Return all the data, word for word.

-*-

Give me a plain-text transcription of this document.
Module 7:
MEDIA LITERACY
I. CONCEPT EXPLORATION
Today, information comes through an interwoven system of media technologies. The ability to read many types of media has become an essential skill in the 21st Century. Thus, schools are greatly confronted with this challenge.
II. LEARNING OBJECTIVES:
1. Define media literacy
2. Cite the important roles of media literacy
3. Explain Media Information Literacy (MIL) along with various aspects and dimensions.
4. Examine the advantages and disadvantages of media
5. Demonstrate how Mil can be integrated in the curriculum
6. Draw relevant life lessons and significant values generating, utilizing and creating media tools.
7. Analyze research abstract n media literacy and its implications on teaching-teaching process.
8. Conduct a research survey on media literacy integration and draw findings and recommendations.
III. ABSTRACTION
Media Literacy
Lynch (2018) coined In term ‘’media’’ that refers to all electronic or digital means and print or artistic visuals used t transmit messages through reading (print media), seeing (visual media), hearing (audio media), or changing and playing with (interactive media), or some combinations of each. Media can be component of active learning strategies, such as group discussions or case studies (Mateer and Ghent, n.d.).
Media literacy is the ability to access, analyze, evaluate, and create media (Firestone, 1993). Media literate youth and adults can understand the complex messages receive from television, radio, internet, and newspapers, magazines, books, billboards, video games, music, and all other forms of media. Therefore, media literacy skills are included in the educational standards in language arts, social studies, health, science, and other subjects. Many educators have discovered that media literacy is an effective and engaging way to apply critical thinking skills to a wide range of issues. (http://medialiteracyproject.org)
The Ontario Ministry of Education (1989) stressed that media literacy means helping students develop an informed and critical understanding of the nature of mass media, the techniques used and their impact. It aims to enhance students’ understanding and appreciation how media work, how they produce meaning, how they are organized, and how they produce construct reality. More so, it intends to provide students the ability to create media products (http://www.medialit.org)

-*-

WRITTEN ANSWER:
Give me a plain-text transcription of this document.
Module 7:
MEDIA LITERACY
I. CONCEPT EXPLORATION
Today, information comes through an interwoven system of media technologies. The ability to read many types of media has become an essential skill in the 21st Century. Thus, schools are greatly confronted with this challenge.
II. LEARNING OBJECTIVES:
1. Define media literacy
2. Cite the important roles of media literacy
3. Explain Media Information Literacy (MIL) along with various aspects and dimensions.
4. Examine the advantages and disadvantages of media
5. Demonstrate how Mil can be integrated in the curriculum
6. Draw relevant life lessons and significant values generating, utilizing and creating media tools.
7. Analyze research abstract n media literacy and its implications on teaching-teaching process.
8. Conduct a research survey on media literacy integration and draw findings and recommendations.
III. ABSTRACTION
Media Literacy
Lynch (2018) coined In term ‘’media’’ that refers to all electronic or digital means and print or artistic visuals used t transmit messages through reading (print media), seeing (visual media), hearing (audio media), or changing and playing with (interactive media), or some combinations of each. Media can be component of active learning strategies, such as group discussions or case studies (Mateer and Ghent, n.d.).
Media literacy is the ability to access, analyze, evaluate, and create media (Firestone, 1993). Media literate youth and adults can understand the complex messages receive from television, radio, internet, and newspapers, magazines, books, billboards, video games, music, and all other forms of media. Therefore, media literacy skills are included in the educational standards in language arts, social studies, health, science, and other subjects. Many educators have discovered that media literacy is an effective and engaging way to apply critical thinking skills to a wide range of issues. (http://medialiteracyproject.org)
The Ontario Ministry of Education (1989) stressed that media literacy means helping students develop an informed and critical understanding of the nature of mass media, the techniques used and their impact. It aims to enhance students’ understanding and appreciation how media work, how they produce meaning, how they are organized, and how they produce construct reality. More so, it intends to provide students the ability to create media products (http://www.medialit.org)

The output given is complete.